Switch every occurrence of "years" to "yr" in the records below and reproduce all lines otherwise unchanged, leaving out the pictures.
━━━━━ Supplied records
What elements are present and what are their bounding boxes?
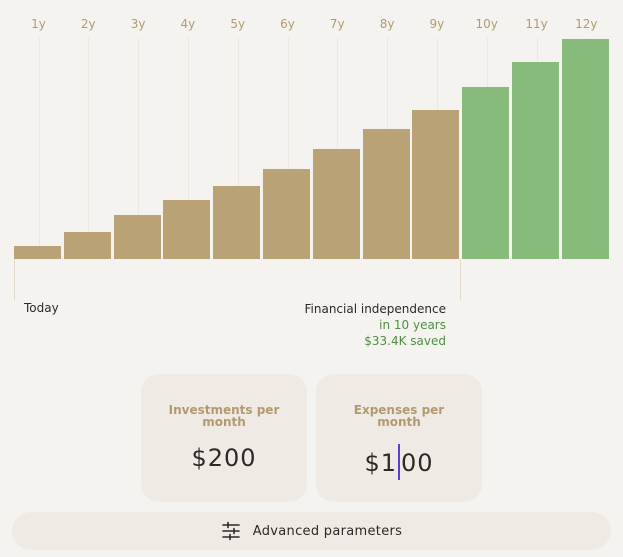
gridline-2y (88, 38, 90, 232)
expenses-title-line2: month (377, 415, 421, 429)
expenses-value-field[interactable]: $1 00 (316, 444, 482, 480)
year-label-7y: 7y (329, 17, 345, 31)
gridline-6y (287, 38, 289, 169)
expenses-title-line1: Expenses per (353, 403, 445, 417)
bar-5y (213, 185, 261, 259)
today-tick (14, 259, 15, 300)
expenses-title: Expenses per month (316, 404, 482, 428)
year-label-11y: 11y (525, 17, 548, 31)
bar-9y (412, 109, 460, 259)
gridline-9y (436, 38, 438, 110)
bar-11y (512, 62, 559, 259)
investments-title: Investments per month (141, 404, 307, 428)
gridline-1y (38, 38, 40, 247)
gridline-5y (237, 38, 239, 186)
bar-7y (312, 149, 360, 259)
gridline-4y (187, 38, 189, 201)
bar-6y (263, 168, 310, 259)
bar-4y (163, 200, 211, 259)
year-label-5y: 5y (230, 17, 246, 31)
expenses-value-after-caret: 00 (401, 449, 434, 477)
year-label-2y: 2y (80, 17, 96, 31)
independence-tick (460, 259, 462, 300)
gridline-7y (337, 38, 339, 149)
bar-12y (561, 39, 609, 259)
bar-2y (63, 231, 111, 259)
investments-value[interactable]: $200 (191, 444, 257, 472)
expenses-value-before-caret: $1 (364, 449, 397, 477)
financial-independence-title: Financial independence (304, 302, 447, 316)
savings-projection-chart: 1y 2y 3y 4y 5y 6y 7y 8y 9y 10y 11y 12y (14, 17, 609, 300)
year-label-4y: 4y (180, 17, 196, 31)
year-label-9y: 9y (429, 17, 445, 31)
bar-10y (462, 86, 510, 259)
expenses-card[interactable]: Expenses per month $1 00 (316, 374, 482, 502)
gridline-8y (387, 38, 389, 130)
investments-title-line2: month (202, 415, 246, 429)
year-label-12y: 12y (575, 17, 598, 31)
year-label-3y: 3y (130, 17, 146, 31)
today-label: Today (24, 301, 59, 315)
bar-1y (14, 246, 61, 259)
advanced-parameters-label: Advanced parameters (252, 523, 403, 539)
text-caret (398, 444, 400, 480)
investments-card[interactable]: Investments per month $200 (141, 374, 307, 502)
independence-saved: $33.4K saved (364, 334, 446, 348)
year-label-1y: 1y (31, 17, 46, 31)
advanced-parameters-button[interactable]: Advanced parameters (12, 512, 611, 550)
gridline-12y (586, 38, 588, 39)
year-label-10y: 10y (475, 17, 498, 31)
year-label-8y: 8y (379, 17, 395, 31)
financial-independence-marker: Financial independence in 10 years $33.4… (305, 301, 447, 349)
bar-3y (113, 215, 161, 259)
gridline-10y (486, 38, 488, 87)
gridline-3y (138, 38, 140, 216)
gridline-11y (536, 38, 538, 63)
investments-title-line1: Investments per (168, 403, 280, 417)
year-label-6y: 6y (280, 17, 295, 31)
independence-years: in 10 years (379, 318, 446, 332)
bar-8y (362, 129, 410, 259)
sliders-icon (221, 521, 240, 541)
━━━━━━━━━━
=== Reply ===
What elements are present and what are their bounding boxes?
gridline-2y (88, 38, 90, 232)
expenses-title-line2: month (377, 415, 421, 429)
expenses-value-field[interactable]: $1 00 (316, 444, 482, 480)
year-label-7y: 7y (329, 17, 345, 31)
gridline-6y (287, 38, 289, 169)
expenses-title-line1: Expenses per (353, 403, 445, 417)
bar-5y (213, 185, 261, 259)
today-tick (14, 259, 15, 300)
expenses-title: Expenses per month (316, 404, 482, 428)
year-label-11y: 11y (525, 17, 548, 31)
bar-9y (412, 109, 460, 259)
gridline-9y (436, 38, 438, 110)
bar-11y (512, 62, 559, 259)
investments-title: Investments per month (141, 404, 307, 428)
gridline-1y (38, 38, 40, 247)
gridline-5y (237, 38, 239, 186)
bar-7y (312, 149, 360, 259)
gridline-4y (187, 38, 189, 201)
bar-6y (263, 168, 310, 259)
bar-4y (163, 200, 211, 259)
year-label-5y: 5y (230, 17, 246, 31)
expenses-value-after-caret: 00 (401, 449, 434, 477)
year-label-2y: 2y (80, 17, 96, 31)
independence-tick (460, 259, 462, 300)
gridline-7y (337, 38, 339, 149)
bar-12y (561, 39, 609, 259)
bar-2y (63, 231, 111, 259)
investments-value[interactable]: $200 (191, 444, 257, 472)
expenses-value-before-caret: $1 (364, 449, 397, 477)
financial-independence-title: Financial independence (304, 302, 447, 316)
savings-projection-chart: 1y 2y 3y 4y 5y 6y 7y 8y 9y 10y 11y 12y (14, 17, 609, 300)
year-label-4y: 4y (180, 17, 196, 31)
year-label-9y: 9y (429, 17, 445, 31)
bar-10y (462, 86, 510, 259)
expenses-card[interactable]: Expenses per month $1 00 (316, 374, 482, 502)
gridline-8y (387, 38, 389, 130)
investments-title-line2: month (202, 415, 246, 429)
year-label-12y: 12y (575, 17, 598, 31)
year-label-3y: 3y (130, 17, 146, 31)
today-label: Today (24, 301, 59, 315)
bar-1y (14, 246, 61, 259)
advanced-parameters-label: Advanced parameters (252, 523, 403, 539)
text-caret (398, 444, 400, 480)
investments-card[interactable]: Investments per month $200 (141, 374, 307, 502)
independence-saved: $33.4K saved (364, 334, 446, 348)
year-label-1y: 1y (31, 17, 46, 31)
advanced-parameters-button[interactable]: Advanced parameters (12, 512, 611, 550)
gridline-12y (586, 38, 588, 39)
year-label-10y: 10y (475, 17, 498, 31)
year-label-8y: 8y (379, 17, 395, 31)
financial-independence-marker: Financial independence in 10 yr $33.4… (305, 301, 447, 349)
bar-3y (113, 215, 161, 259)
gridline-10y (486, 38, 488, 87)
gridline-3y (138, 38, 140, 216)
gridline-11y (536, 38, 538, 63)
investments-title-line1: Investments per (168, 403, 280, 417)
year-label-6y: 6y (280, 17, 295, 31)
independence-yr: in 10 yr (379, 318, 446, 332)
bar-8y (362, 129, 410, 259)
sliders-icon (221, 521, 240, 541)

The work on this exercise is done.